(Figure contents as structured data)
--- begin ---

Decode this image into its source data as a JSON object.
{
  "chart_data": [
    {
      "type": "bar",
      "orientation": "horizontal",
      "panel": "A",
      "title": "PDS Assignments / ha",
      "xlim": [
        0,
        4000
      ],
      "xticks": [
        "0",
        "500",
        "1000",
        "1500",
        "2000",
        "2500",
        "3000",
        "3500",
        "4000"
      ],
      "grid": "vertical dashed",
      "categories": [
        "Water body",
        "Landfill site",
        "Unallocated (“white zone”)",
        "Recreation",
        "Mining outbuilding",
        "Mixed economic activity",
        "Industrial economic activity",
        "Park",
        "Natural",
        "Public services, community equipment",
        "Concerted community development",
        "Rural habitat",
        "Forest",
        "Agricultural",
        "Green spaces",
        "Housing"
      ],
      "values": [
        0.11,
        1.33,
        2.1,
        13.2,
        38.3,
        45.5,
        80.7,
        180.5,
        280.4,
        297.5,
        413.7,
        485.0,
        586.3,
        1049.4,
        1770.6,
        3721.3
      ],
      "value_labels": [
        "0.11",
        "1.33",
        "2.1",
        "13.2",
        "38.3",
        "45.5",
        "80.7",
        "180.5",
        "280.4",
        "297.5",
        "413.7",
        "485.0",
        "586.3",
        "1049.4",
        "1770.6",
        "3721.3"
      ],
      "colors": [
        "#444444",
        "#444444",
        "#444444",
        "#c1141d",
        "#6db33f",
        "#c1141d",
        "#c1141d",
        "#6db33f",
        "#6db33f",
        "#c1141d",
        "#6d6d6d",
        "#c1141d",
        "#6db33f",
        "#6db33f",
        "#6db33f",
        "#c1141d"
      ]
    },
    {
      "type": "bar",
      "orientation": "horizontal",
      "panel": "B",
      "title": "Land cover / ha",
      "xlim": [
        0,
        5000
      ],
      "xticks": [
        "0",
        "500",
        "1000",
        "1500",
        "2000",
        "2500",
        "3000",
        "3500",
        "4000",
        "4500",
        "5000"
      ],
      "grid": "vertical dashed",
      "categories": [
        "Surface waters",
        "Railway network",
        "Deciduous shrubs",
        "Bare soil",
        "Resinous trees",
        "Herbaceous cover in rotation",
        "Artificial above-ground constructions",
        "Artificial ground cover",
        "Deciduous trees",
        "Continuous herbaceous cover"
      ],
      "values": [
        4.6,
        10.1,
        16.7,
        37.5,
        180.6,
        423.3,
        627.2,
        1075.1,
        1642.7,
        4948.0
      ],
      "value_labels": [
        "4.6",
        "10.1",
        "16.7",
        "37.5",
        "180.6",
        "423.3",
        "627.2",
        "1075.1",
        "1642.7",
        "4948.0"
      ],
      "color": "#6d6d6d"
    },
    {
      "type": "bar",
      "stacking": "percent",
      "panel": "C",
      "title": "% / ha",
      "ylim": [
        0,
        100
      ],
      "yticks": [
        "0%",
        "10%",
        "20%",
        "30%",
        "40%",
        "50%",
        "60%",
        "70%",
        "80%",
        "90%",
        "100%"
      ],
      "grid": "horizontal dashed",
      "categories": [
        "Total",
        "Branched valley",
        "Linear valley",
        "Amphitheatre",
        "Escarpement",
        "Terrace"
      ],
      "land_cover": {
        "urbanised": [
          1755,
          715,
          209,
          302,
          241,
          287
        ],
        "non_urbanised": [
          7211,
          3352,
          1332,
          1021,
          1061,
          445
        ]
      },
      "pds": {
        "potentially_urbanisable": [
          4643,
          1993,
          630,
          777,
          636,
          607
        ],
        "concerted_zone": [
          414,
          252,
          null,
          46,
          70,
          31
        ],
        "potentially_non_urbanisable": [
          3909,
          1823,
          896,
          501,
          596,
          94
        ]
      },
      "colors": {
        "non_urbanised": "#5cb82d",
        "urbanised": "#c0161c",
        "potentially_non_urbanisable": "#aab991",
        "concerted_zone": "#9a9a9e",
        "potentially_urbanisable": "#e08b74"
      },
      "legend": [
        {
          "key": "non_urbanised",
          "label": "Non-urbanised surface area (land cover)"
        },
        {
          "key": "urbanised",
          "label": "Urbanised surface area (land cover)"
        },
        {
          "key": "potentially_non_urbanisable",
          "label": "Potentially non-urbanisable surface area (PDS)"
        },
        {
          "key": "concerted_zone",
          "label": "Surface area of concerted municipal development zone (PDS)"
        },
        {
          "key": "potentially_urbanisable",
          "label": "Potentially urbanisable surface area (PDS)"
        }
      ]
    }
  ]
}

--- end ---

● **JOB**
Looking at the listing above, how many of its lines contain the string "area"? Give the number alone.

● **EXPECTED ANSWER**
5